**What is asked:** Wherever the word "phone" appears in a line, extract that line.

------

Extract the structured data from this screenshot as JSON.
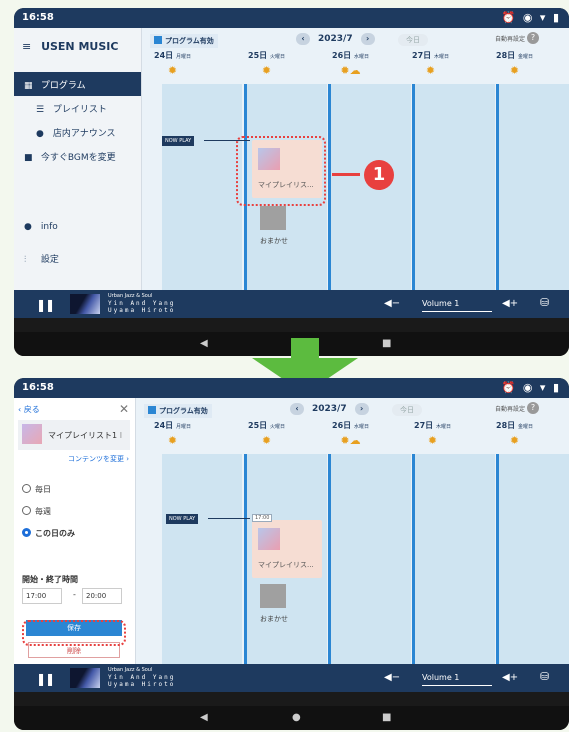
{
  "status": {
    "time": "16:58"
  },
  "app": {
    "brand": "USEN MUSIC"
  },
  "sidebar": {
    "items": [
      {
        "label": "プログラム",
        "active": true
      },
      {
        "label": "プレイリスト"
      },
      {
        "label": "店内アナウンス"
      },
      {
        "label": "今すぐBGMを変更"
      },
      {
        "label": "info"
      },
      {
        "label": "設定"
      }
    ]
  },
  "topbar": {
    "program_toggle": "プログラム有効",
    "month": "2023/7",
    "today": "今日",
    "auto_setting": "自動再設定"
  },
  "days": [
    {
      "label": "24日",
      "weekday": "月曜日"
    },
    {
      "label": "25日",
      "weekday": "火曜日"
    },
    {
      "label": "26日",
      "weekday": "水曜日"
    },
    {
      "label": "27日",
      "weekday": "木曜日"
    },
    {
      "label": "28日",
      "weekday": "金曜日"
    }
  ],
  "calendar": {
    "now_play": "NOW PLAY",
    "playlist_block": "マイプレイリス...",
    "omakase": "おまかせ",
    "block_time": "17:00"
  },
  "player": {
    "channel": "Urban Jazz & Soul",
    "song": "Yin And Yang",
    "artist": "Uyama Hiroto",
    "volume": "Volume 1"
  },
  "callout": {
    "number": "1"
  },
  "panel": {
    "back": "戻る",
    "playlist_name": "マイプレイリスト1",
    "change_content": "コンテンツを変更",
    "options": [
      "毎日",
      "毎週",
      "この日のみ"
    ],
    "selected_option": "この日のみ",
    "time_label": "開始・終了時間",
    "start_time": "17:00",
    "end_time": "20:00",
    "save": "保存",
    "delete": "削除"
  }
}
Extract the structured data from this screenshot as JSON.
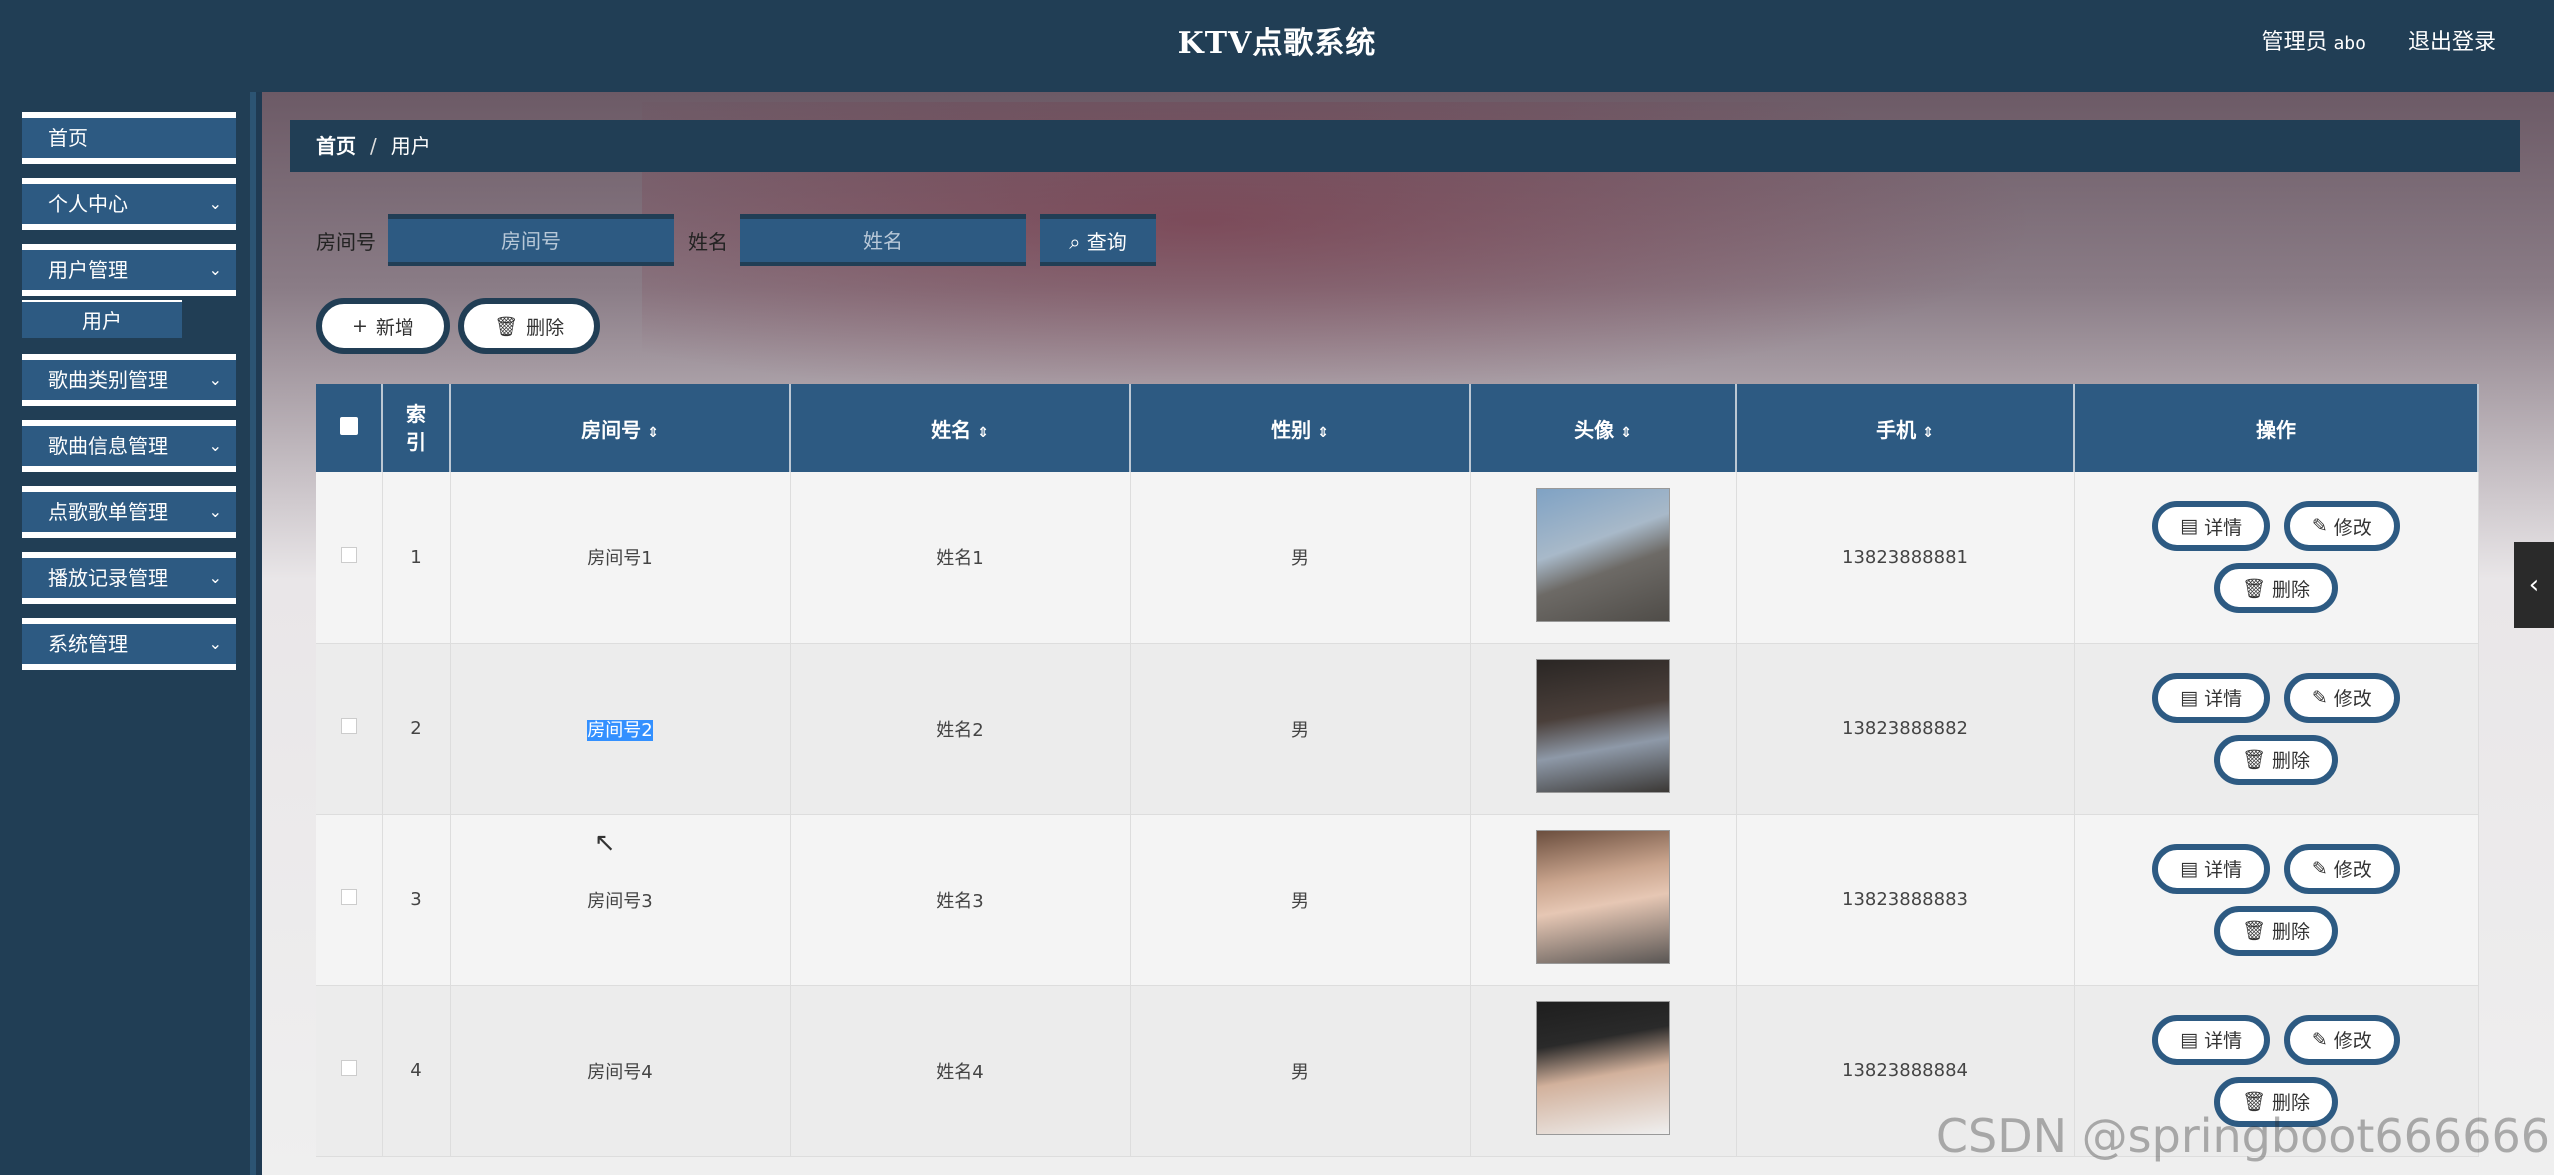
{
  "header": {
    "title": "KTV点歌系统",
    "admin_label": "管理员",
    "admin_name": "abo",
    "logout": "退出登录"
  },
  "sidebar": {
    "items": [
      {
        "label": "首页",
        "has_chevron": false
      },
      {
        "label": "个人中心",
        "has_chevron": true
      },
      {
        "label": "用户管理",
        "has_chevron": true
      },
      {
        "label": "歌曲类别管理",
        "has_chevron": true
      },
      {
        "label": "歌曲信息管理",
        "has_chevron": true
      },
      {
        "label": "点歌歌单管理",
        "has_chevron": true
      },
      {
        "label": "播放记录管理",
        "has_chevron": true
      },
      {
        "label": "系统管理",
        "has_chevron": true
      }
    ],
    "submenu_user": "用户"
  },
  "breadcrumb": {
    "home": "首页",
    "sep": "/",
    "current": "用户"
  },
  "search": {
    "room_label": "房间号",
    "room_placeholder": "房间号",
    "name_label": "姓名",
    "name_placeholder": "姓名",
    "query_button": "查询"
  },
  "actions": {
    "add": "新增",
    "delete": "删除"
  },
  "table": {
    "headers": [
      "索引",
      "房间号",
      "姓名",
      "性别",
      "头像",
      "手机",
      "操作"
    ],
    "rows": [
      {
        "index": "1",
        "room": "房间号1",
        "name": "姓名1",
        "gender": "男",
        "phone": "13823888881"
      },
      {
        "index": "2",
        "room": "房间号2",
        "name": "姓名2",
        "gender": "男",
        "phone": "13823888882"
      },
      {
        "index": "3",
        "room": "房间号3",
        "name": "姓名3",
        "gender": "男",
        "phone": "13823888883"
      },
      {
        "index": "4",
        "room": "房间号4",
        "name": "姓名4",
        "gender": "男",
        "phone": "13823888884"
      }
    ],
    "ops": {
      "detail": "详情",
      "edit": "修改",
      "delete": "删除"
    }
  },
  "watermark": "CSDN @springboot666666",
  "colors": {
    "dark": "#213e55",
    "accent": "#2d5a82",
    "selection": "#3390ff"
  }
}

------

**Solution to this task:**
        "phone": "13823888881"
        "phone": "13823888882"
        "phone": "13823888883"
        "phone": "13823888884"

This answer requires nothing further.